>> Begin

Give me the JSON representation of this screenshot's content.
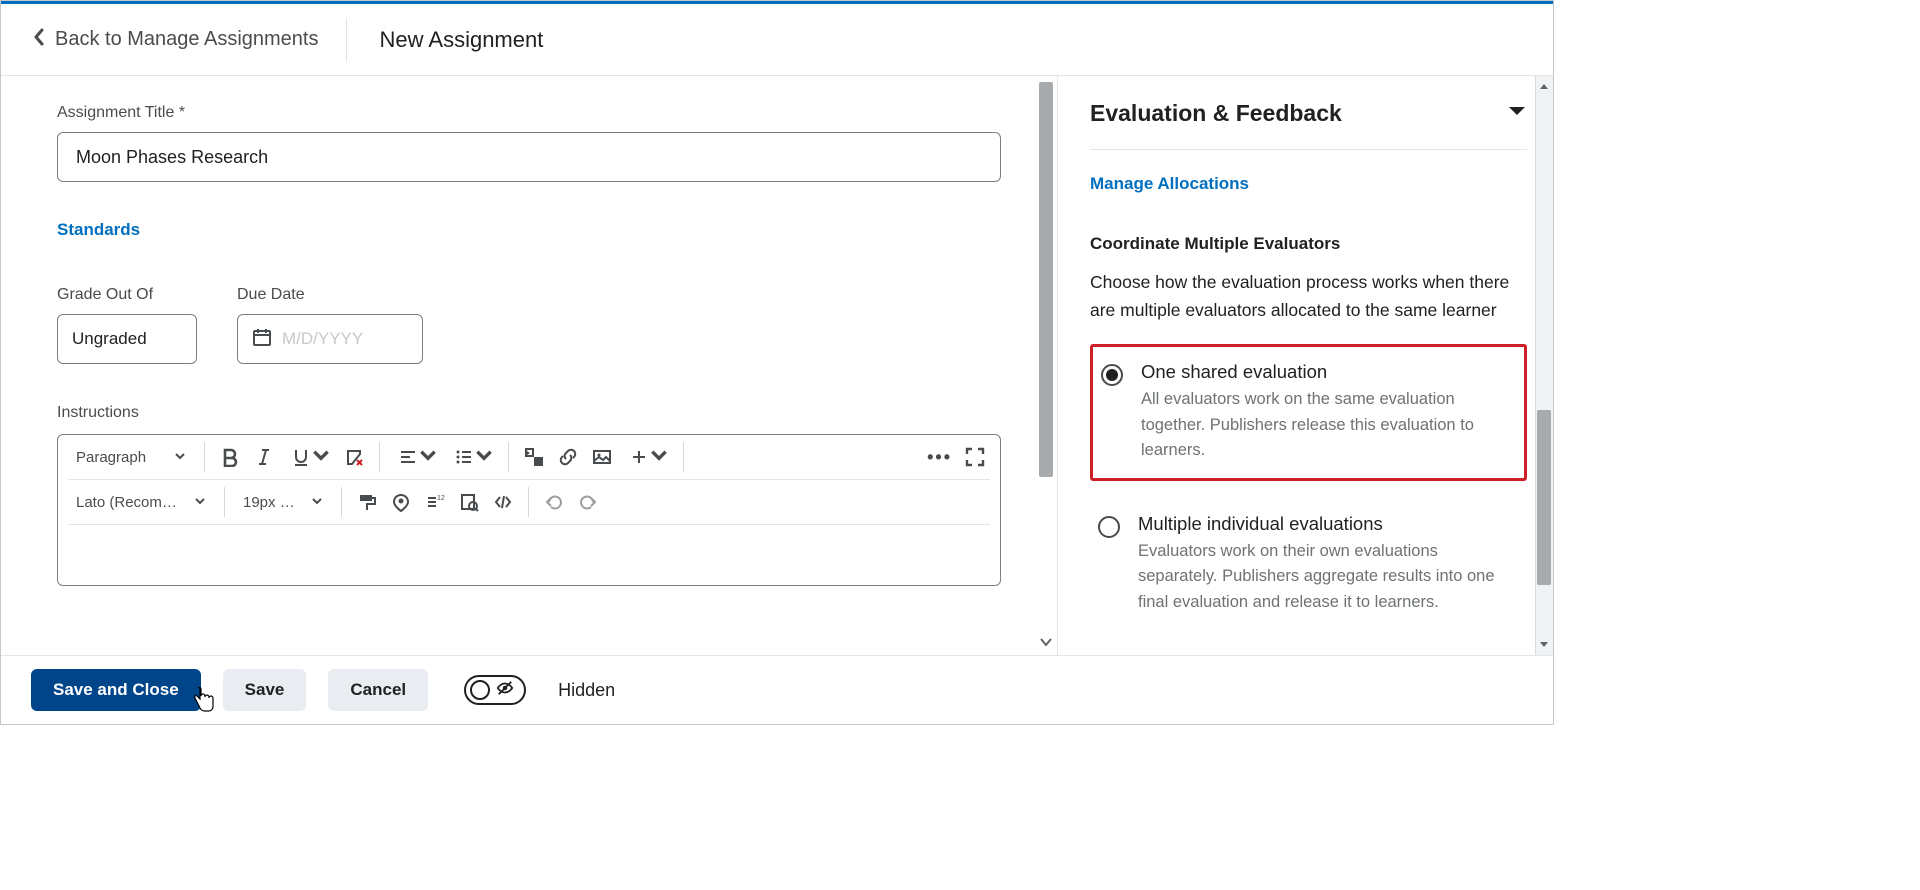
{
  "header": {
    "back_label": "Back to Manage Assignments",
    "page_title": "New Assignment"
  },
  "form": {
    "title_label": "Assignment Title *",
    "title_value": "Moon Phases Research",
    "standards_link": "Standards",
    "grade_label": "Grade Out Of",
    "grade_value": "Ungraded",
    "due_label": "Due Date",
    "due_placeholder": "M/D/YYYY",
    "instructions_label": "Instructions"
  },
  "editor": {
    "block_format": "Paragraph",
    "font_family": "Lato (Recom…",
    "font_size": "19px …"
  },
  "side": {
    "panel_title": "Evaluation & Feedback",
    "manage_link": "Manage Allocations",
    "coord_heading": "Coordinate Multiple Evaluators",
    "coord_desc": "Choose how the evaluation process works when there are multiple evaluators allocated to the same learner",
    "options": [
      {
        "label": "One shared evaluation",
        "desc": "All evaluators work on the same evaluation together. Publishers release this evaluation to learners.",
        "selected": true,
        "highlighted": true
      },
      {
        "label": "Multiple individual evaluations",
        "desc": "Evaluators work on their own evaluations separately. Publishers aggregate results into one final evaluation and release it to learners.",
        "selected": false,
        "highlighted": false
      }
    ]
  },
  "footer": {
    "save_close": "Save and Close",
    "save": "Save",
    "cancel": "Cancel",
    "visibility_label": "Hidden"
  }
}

>> End
>> Begin

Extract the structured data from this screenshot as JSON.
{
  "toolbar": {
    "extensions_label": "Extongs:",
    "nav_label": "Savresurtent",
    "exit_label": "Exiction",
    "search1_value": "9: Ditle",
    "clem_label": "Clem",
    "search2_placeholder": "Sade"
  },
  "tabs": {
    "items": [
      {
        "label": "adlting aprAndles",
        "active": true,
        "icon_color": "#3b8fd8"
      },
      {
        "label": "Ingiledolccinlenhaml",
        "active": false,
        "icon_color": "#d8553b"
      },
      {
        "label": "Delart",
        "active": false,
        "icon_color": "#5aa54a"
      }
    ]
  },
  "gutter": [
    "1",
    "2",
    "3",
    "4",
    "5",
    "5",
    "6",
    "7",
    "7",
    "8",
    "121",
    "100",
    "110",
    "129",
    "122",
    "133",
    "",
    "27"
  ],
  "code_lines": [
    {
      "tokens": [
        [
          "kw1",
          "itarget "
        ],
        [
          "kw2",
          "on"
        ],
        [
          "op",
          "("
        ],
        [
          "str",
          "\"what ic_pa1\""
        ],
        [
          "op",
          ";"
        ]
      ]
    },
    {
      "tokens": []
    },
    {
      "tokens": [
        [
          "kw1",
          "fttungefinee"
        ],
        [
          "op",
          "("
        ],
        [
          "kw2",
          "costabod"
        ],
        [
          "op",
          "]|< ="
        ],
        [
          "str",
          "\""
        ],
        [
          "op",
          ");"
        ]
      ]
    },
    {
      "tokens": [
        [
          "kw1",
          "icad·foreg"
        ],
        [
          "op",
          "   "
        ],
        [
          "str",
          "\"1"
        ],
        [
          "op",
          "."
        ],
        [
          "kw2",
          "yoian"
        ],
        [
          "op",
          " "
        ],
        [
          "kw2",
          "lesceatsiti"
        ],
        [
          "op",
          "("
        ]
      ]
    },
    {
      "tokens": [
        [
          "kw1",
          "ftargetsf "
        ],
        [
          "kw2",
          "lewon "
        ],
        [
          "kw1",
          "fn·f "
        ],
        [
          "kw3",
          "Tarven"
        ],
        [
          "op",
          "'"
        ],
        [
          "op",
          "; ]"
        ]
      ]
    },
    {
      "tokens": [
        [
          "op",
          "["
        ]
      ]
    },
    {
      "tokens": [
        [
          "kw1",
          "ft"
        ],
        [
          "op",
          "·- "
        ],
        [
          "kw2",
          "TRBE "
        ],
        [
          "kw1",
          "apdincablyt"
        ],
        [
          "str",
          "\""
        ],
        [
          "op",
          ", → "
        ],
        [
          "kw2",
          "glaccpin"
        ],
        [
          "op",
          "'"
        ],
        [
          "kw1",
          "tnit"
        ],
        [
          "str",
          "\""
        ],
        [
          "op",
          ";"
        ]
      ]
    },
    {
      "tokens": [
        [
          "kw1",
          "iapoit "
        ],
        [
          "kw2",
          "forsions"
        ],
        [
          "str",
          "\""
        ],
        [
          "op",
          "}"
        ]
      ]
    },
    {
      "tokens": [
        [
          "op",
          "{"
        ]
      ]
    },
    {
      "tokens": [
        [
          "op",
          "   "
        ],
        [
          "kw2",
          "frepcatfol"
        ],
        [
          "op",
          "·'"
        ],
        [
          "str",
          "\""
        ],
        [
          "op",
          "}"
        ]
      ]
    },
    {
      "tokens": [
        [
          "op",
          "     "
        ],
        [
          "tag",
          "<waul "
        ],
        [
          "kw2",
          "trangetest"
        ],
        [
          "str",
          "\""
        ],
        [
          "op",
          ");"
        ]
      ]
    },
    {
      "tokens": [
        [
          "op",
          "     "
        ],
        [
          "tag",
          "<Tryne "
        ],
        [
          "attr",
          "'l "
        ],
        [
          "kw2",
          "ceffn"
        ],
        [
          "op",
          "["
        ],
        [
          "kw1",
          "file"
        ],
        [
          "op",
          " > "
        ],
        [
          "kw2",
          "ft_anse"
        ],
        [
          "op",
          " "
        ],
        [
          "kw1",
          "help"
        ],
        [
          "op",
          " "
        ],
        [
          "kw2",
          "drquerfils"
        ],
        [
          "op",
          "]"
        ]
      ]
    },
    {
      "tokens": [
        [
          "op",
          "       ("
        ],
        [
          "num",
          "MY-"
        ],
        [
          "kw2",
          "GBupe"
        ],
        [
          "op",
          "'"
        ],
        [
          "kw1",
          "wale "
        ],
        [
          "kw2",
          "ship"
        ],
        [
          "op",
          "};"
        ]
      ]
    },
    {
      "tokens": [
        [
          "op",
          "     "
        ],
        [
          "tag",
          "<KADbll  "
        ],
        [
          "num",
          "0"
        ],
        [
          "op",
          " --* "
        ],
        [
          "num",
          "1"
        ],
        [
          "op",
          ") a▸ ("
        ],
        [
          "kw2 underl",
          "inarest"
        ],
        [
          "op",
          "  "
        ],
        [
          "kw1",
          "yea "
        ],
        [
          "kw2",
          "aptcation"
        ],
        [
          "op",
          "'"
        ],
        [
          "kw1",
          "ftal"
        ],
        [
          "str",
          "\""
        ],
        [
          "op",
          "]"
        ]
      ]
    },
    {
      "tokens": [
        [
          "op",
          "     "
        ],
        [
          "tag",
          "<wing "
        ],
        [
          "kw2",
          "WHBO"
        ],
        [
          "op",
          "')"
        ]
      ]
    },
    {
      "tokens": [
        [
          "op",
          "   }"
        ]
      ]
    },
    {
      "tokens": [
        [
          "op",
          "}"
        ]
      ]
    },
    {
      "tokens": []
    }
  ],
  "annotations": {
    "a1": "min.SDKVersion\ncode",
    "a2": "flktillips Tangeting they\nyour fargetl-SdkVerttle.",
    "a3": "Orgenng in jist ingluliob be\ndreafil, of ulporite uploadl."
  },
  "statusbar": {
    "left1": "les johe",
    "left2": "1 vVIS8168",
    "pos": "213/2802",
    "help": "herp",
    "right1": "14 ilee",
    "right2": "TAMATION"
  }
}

>> End

> **JOB**: Where a line holds "same", copy that line.

> **RESPONSE TO THIS TASK**:
    "coord_desc": "Choose how the evaluation process works when there are multiple evaluators allocated to the same learner",
        "desc": "All evaluators work on the same evaluation together. Publishers release this evaluation to learners.",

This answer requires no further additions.